> **Exercise brief**
Work out how many lines in the data hold the word "należny", and reply with that number only.

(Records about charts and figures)
start
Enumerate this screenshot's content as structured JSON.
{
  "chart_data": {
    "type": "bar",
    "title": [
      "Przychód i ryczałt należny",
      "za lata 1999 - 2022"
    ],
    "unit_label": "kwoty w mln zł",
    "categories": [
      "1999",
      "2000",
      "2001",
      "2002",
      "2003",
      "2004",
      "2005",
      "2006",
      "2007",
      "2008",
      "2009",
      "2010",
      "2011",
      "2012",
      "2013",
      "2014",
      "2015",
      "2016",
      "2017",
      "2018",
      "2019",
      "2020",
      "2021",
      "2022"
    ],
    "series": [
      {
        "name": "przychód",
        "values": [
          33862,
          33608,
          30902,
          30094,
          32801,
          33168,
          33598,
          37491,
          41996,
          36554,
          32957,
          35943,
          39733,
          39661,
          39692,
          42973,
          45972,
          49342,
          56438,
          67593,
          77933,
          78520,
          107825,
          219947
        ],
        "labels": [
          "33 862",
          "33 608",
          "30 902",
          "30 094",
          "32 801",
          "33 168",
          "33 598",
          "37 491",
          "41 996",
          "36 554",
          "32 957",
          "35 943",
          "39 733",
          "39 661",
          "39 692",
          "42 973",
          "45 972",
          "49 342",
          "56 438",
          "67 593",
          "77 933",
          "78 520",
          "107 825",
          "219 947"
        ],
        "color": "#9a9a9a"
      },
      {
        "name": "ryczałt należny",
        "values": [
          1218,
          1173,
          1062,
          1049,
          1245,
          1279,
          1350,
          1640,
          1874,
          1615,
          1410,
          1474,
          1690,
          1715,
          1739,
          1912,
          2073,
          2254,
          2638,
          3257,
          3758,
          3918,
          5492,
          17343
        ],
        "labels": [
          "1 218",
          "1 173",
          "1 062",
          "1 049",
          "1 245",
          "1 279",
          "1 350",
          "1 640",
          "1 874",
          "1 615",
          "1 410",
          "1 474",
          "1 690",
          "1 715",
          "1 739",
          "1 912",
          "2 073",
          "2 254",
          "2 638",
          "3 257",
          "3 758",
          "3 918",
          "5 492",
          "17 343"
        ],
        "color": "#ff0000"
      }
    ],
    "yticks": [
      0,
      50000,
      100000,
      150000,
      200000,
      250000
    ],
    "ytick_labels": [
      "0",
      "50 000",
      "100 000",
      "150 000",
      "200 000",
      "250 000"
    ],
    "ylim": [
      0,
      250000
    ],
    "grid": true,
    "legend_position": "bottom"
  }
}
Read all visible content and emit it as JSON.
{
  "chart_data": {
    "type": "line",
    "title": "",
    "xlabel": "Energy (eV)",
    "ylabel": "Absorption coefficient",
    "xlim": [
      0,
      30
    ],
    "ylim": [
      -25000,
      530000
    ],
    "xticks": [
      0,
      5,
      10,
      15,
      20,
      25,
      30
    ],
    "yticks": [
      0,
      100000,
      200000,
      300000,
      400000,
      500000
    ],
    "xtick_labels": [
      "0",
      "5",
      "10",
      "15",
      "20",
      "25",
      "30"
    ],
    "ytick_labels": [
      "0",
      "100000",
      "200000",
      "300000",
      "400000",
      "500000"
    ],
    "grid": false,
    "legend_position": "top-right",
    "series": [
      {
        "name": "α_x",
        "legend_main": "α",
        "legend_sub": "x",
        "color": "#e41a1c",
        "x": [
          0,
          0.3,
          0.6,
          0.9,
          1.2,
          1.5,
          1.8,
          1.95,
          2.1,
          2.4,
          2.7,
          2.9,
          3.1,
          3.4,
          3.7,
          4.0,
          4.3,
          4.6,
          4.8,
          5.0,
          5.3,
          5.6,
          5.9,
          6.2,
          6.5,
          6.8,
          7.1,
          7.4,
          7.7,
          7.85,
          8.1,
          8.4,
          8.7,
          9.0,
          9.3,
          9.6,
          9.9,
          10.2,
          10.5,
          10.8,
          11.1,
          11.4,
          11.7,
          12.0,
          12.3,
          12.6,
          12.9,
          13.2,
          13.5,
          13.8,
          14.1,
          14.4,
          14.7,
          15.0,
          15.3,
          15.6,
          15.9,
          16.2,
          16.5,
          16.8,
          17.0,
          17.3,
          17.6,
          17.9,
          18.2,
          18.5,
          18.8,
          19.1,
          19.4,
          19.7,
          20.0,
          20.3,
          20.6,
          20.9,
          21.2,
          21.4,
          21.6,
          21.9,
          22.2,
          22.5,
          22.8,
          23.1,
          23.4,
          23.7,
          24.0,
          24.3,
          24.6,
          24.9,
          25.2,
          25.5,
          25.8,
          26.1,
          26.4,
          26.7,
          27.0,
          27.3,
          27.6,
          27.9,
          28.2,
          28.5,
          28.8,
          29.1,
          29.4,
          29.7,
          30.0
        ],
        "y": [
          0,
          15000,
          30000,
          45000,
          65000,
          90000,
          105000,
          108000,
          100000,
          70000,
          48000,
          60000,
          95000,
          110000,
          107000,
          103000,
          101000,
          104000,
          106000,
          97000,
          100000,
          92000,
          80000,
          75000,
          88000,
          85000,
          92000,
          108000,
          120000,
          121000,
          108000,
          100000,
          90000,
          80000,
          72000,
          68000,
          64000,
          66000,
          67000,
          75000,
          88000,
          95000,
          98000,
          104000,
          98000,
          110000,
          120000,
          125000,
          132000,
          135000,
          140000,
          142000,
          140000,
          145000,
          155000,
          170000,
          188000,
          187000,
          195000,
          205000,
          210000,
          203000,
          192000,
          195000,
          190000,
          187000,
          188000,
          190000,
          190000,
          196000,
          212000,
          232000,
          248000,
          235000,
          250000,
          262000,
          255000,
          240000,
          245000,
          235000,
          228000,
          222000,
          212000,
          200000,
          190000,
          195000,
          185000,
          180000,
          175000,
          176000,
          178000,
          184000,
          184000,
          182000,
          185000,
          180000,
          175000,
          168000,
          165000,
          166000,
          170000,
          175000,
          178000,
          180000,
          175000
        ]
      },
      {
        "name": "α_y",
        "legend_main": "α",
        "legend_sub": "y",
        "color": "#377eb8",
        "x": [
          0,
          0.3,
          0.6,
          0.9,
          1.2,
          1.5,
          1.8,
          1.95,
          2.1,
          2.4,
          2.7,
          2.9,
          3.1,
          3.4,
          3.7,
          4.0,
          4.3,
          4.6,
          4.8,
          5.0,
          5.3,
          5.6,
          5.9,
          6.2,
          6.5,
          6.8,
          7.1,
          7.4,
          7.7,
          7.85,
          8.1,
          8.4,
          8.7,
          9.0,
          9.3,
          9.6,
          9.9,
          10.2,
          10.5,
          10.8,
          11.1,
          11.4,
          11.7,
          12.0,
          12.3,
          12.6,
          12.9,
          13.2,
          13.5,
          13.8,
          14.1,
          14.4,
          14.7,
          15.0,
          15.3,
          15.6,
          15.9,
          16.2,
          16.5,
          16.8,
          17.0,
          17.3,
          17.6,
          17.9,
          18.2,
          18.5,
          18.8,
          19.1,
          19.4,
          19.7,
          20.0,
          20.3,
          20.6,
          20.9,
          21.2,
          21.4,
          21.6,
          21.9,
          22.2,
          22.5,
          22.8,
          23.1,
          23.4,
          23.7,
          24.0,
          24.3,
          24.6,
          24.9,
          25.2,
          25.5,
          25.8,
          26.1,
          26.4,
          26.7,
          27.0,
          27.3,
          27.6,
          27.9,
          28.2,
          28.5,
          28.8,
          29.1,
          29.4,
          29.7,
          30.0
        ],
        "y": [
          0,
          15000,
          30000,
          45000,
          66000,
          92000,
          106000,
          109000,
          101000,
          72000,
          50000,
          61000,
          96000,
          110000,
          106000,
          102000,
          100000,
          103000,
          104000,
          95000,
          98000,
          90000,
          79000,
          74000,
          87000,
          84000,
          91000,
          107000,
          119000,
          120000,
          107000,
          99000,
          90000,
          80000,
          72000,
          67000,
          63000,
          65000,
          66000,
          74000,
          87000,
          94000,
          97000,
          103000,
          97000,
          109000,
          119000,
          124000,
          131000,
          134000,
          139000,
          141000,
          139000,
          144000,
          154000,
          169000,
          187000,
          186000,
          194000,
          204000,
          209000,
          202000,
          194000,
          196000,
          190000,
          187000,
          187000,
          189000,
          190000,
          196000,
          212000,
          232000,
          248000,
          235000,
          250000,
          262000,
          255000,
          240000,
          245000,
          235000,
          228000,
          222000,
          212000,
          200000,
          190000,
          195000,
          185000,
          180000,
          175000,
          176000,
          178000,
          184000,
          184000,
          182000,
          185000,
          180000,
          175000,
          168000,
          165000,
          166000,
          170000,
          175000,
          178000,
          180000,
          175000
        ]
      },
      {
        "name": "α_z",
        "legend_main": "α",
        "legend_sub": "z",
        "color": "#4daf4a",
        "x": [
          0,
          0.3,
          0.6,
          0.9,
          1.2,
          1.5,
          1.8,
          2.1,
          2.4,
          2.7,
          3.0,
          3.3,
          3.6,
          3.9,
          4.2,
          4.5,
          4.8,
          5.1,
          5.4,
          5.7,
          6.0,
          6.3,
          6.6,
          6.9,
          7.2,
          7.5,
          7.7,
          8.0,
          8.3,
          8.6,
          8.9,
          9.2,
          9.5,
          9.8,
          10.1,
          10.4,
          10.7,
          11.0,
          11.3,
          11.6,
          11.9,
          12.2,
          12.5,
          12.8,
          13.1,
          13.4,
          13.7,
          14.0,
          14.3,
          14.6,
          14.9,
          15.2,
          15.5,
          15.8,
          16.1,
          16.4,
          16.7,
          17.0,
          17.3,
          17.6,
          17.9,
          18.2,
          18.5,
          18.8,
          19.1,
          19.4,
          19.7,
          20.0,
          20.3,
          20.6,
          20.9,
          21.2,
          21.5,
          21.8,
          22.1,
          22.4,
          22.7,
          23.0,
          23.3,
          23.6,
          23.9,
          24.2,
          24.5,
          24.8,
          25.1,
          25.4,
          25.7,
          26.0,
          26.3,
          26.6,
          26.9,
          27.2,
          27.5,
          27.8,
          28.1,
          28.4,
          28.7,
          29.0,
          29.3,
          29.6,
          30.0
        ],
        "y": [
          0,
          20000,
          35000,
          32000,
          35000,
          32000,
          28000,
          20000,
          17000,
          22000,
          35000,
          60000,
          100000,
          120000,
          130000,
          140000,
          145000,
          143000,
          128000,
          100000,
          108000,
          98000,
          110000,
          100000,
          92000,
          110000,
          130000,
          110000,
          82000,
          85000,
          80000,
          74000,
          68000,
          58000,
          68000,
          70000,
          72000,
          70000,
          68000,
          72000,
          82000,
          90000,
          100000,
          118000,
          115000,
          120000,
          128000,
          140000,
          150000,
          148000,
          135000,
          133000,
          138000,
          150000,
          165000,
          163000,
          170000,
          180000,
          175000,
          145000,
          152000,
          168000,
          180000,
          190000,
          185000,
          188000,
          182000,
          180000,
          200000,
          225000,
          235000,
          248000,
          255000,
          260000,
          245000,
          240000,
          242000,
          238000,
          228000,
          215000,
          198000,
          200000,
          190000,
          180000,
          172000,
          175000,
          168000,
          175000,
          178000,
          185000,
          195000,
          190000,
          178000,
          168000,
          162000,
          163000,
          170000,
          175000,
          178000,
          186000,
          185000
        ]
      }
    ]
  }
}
end
> **Result of the exercise**
2